SHORT PROBLEM
Gather the lines from the material that contain "unten".

INPUT ROWS
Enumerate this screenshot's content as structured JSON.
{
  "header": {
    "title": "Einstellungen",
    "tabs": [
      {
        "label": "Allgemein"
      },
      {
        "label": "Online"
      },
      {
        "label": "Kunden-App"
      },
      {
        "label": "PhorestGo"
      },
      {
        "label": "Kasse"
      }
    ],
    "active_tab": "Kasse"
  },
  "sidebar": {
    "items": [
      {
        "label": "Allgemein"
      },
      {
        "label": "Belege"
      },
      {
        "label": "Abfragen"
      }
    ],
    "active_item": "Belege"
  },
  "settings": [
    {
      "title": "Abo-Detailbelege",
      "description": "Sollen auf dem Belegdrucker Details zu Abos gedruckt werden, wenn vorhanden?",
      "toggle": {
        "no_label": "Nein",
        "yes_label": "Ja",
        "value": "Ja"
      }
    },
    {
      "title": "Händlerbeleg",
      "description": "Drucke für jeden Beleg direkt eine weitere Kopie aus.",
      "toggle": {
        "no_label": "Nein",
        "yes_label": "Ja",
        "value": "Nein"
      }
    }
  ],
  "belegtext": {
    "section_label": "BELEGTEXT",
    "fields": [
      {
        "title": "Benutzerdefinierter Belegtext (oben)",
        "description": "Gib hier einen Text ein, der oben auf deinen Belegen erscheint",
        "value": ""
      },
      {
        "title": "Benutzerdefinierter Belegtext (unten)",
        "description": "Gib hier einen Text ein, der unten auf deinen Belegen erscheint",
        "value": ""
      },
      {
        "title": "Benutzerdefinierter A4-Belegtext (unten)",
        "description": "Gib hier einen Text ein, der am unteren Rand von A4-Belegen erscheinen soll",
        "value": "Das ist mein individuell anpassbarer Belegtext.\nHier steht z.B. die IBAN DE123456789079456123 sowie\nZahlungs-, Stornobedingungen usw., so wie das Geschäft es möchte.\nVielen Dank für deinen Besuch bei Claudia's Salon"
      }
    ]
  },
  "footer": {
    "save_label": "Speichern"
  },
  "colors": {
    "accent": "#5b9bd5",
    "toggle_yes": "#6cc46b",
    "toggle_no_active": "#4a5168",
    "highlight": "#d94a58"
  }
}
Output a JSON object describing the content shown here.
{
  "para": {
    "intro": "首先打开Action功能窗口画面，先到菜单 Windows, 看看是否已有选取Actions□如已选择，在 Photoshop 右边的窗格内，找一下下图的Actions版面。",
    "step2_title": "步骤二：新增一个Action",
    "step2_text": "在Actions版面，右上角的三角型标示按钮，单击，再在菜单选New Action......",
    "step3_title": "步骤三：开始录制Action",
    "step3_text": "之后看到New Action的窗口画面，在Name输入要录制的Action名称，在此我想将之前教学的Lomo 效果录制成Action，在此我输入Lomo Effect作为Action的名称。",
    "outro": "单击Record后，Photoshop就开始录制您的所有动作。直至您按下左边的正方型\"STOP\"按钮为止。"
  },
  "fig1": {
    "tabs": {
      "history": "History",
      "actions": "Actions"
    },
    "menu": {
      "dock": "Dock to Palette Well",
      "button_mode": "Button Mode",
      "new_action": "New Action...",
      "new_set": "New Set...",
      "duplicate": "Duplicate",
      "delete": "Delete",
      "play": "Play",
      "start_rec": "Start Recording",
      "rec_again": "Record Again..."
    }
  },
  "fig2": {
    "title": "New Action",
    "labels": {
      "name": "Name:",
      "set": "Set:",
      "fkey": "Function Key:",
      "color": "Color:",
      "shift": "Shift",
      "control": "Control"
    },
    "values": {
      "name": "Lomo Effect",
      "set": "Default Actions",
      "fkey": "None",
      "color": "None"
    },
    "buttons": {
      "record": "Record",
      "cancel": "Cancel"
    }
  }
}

SOLUTION TO THIS TASK
        "title": "Benutzerdefinierter Belegtext (unten)",
        "description": "Gib hier einen Text ein, der unten auf deinen Belegen erscheint",
        "title": "Benutzerdefinierter A4-Belegtext (unten)",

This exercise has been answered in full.